## BEGIN Dataset

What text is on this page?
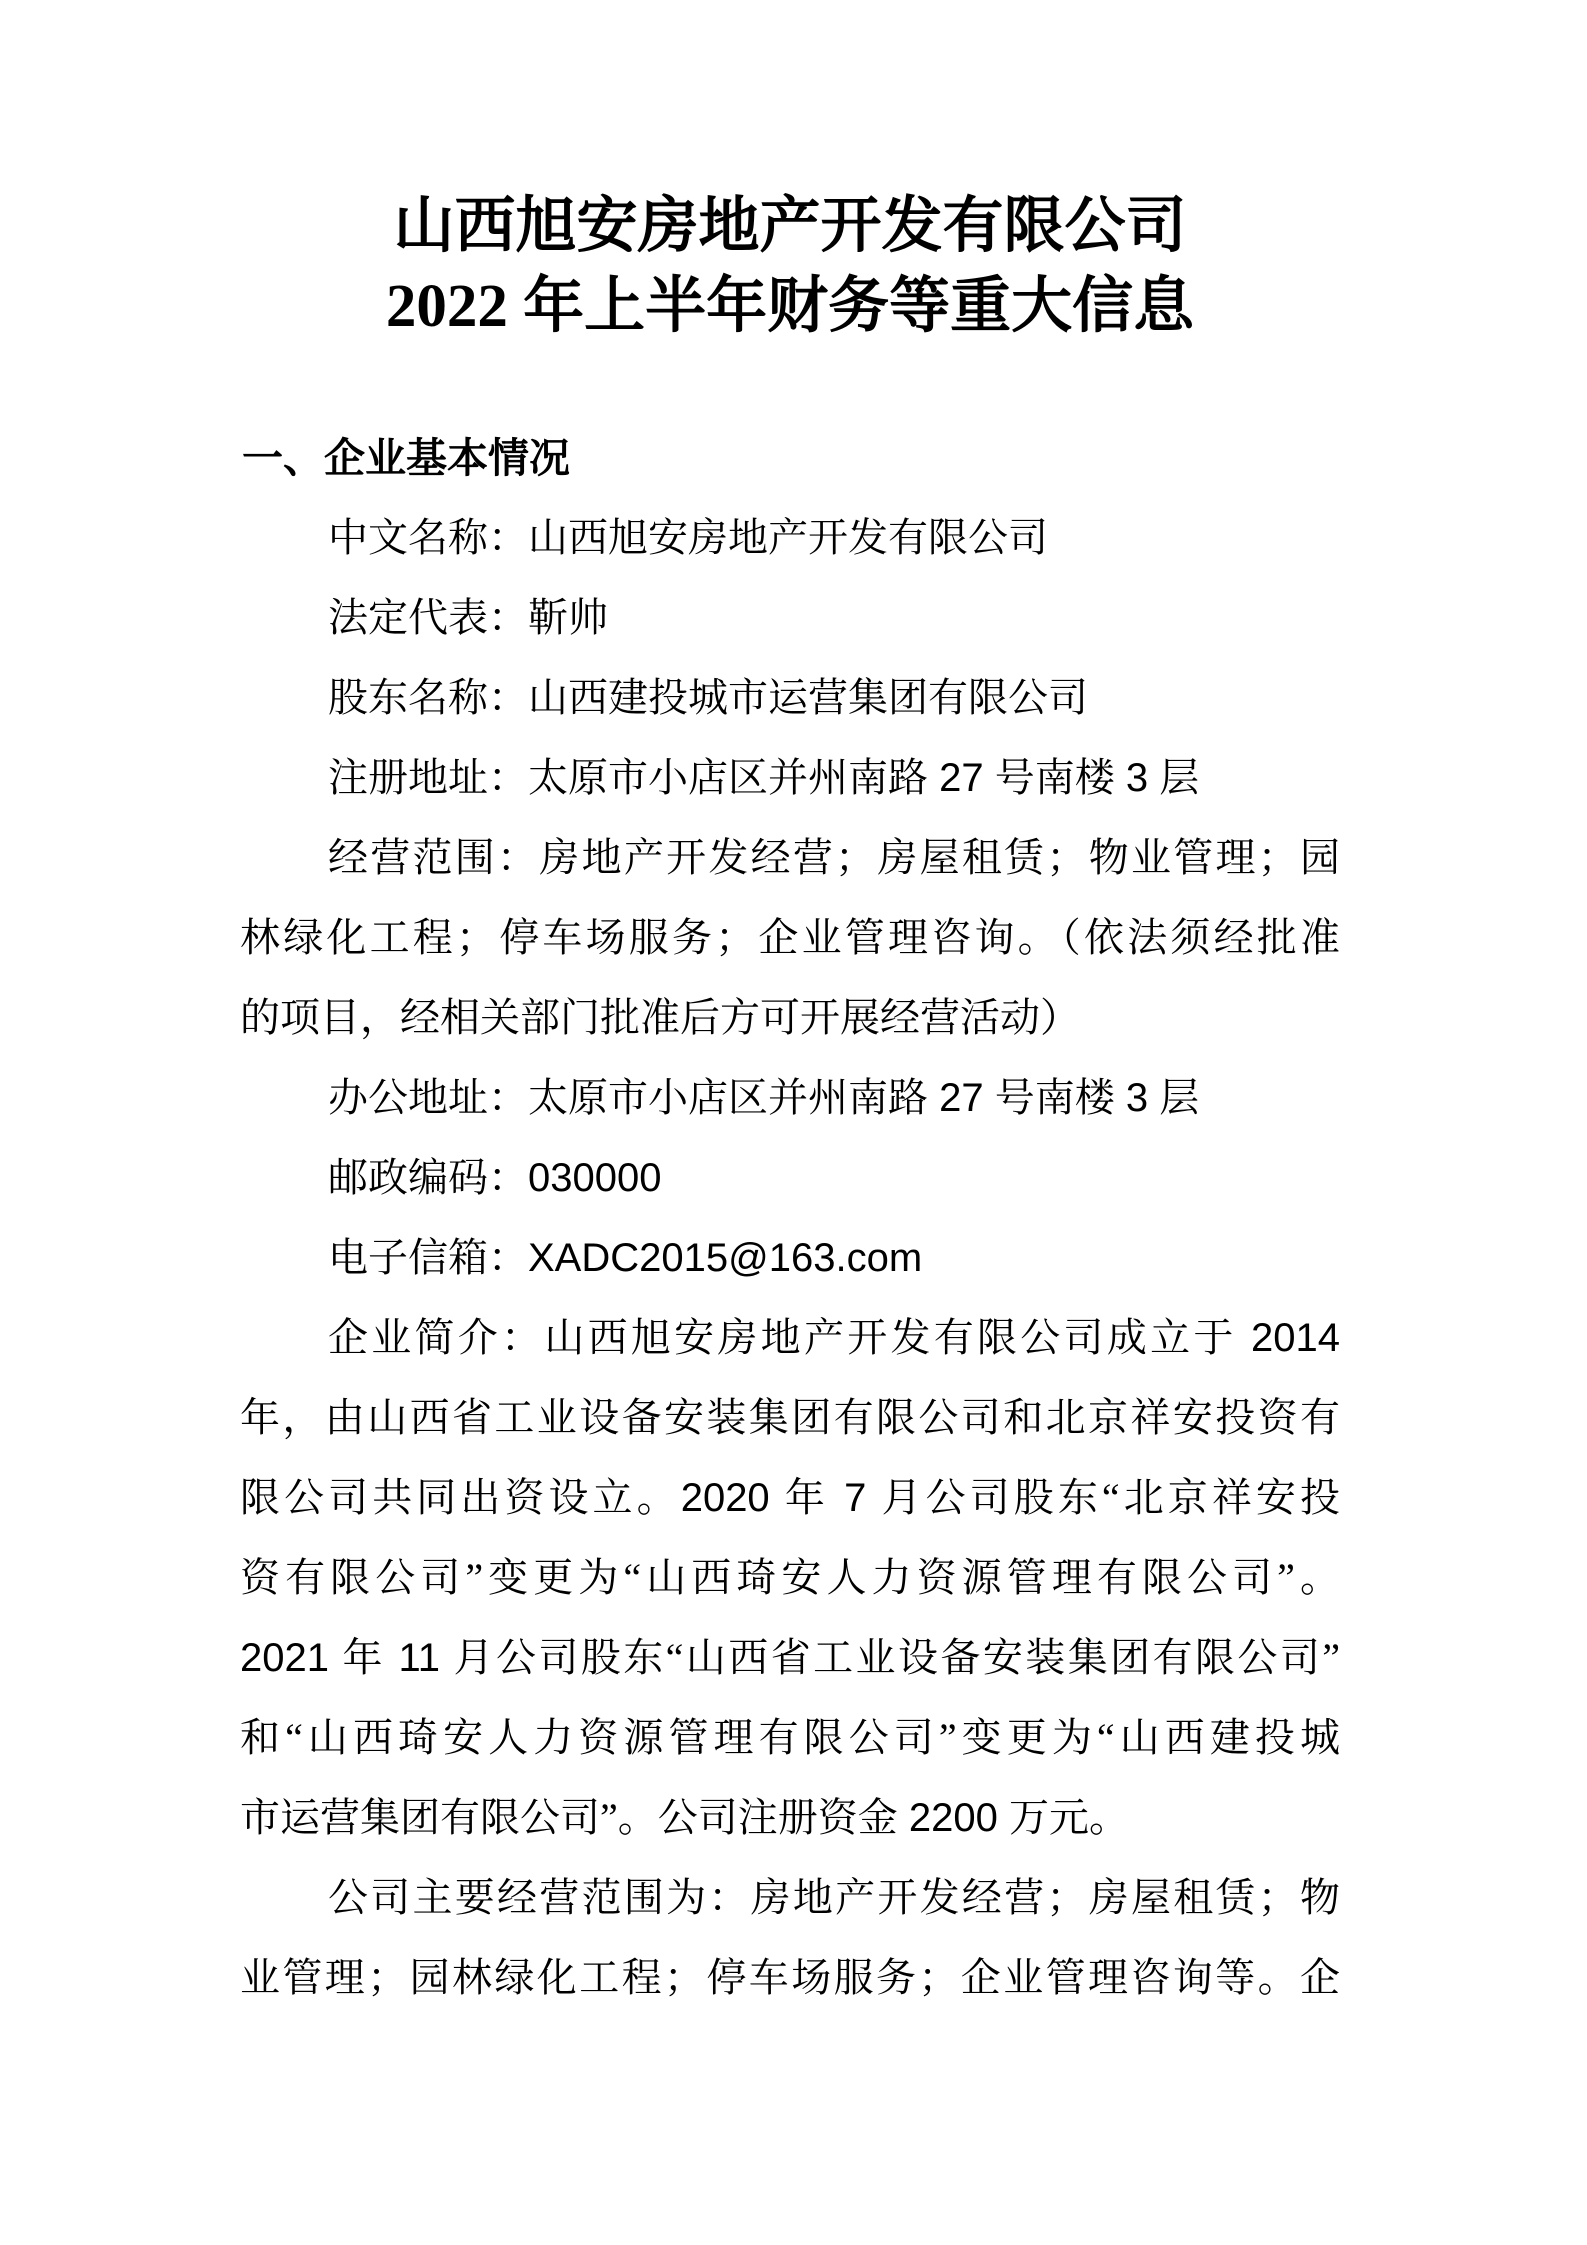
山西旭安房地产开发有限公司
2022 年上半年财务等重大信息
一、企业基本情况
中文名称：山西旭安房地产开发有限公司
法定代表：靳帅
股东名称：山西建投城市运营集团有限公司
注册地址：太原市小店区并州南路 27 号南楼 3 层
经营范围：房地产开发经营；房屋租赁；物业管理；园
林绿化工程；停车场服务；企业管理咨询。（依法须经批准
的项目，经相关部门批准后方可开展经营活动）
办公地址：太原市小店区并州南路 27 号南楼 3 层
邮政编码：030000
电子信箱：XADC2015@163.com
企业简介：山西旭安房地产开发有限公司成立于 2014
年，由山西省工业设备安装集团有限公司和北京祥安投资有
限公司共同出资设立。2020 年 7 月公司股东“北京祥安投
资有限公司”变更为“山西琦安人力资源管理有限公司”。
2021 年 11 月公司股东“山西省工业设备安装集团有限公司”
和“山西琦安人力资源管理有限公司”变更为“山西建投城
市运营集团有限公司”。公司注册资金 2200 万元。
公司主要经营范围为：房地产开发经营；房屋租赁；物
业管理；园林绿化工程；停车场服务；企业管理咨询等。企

## END Dataset

#### Prompt
Retype the records exactly. Any image in them should not appear in what you write.

#### Solution to this exercise
What text is on this page?
山西旭安房地产开发有限公司
2022 年上半年财务等重大信息
一、企业基本情况
中文名称：山西旭安房地产开发有限公司
法定代表：靳帅
股东名称：山西建投城市运营集团有限公司
注册地址：太原市小店区并州南路 27 号南楼 3 层
经营范围：房地产开发经营；房屋租赁；物业管理；园
林绿化工程；停车场服务；企业管理咨询。（依法须经批准
的项目，经相关部门批准后方可开展经营活动）
办公地址：太原市小店区并州南路 27 号南楼 3 层
邮政编码：030000
电子信箱：XADC2015@163.com
企业简介：山西旭安房地产开发有限公司成立于 2014
年，由山西省工业设备安装集团有限公司和北京祥安投资有
限公司共同出资设立。2020 年 7 月公司股东“北京祥安投
资有限公司”变更为“山西琦安人力资源管理有限公司”。
2021 年 11 月公司股东“山西省工业设备安装集团有限公司”
和“山西琦安人力资源管理有限公司”变更为“山西建投城
市运营集团有限公司”。公司注册资金 2200 万元。
公司主要经营范围为：房地产开发经营；房屋租赁；物
业管理；园林绿化工程；停车场服务；企业管理咨询等。企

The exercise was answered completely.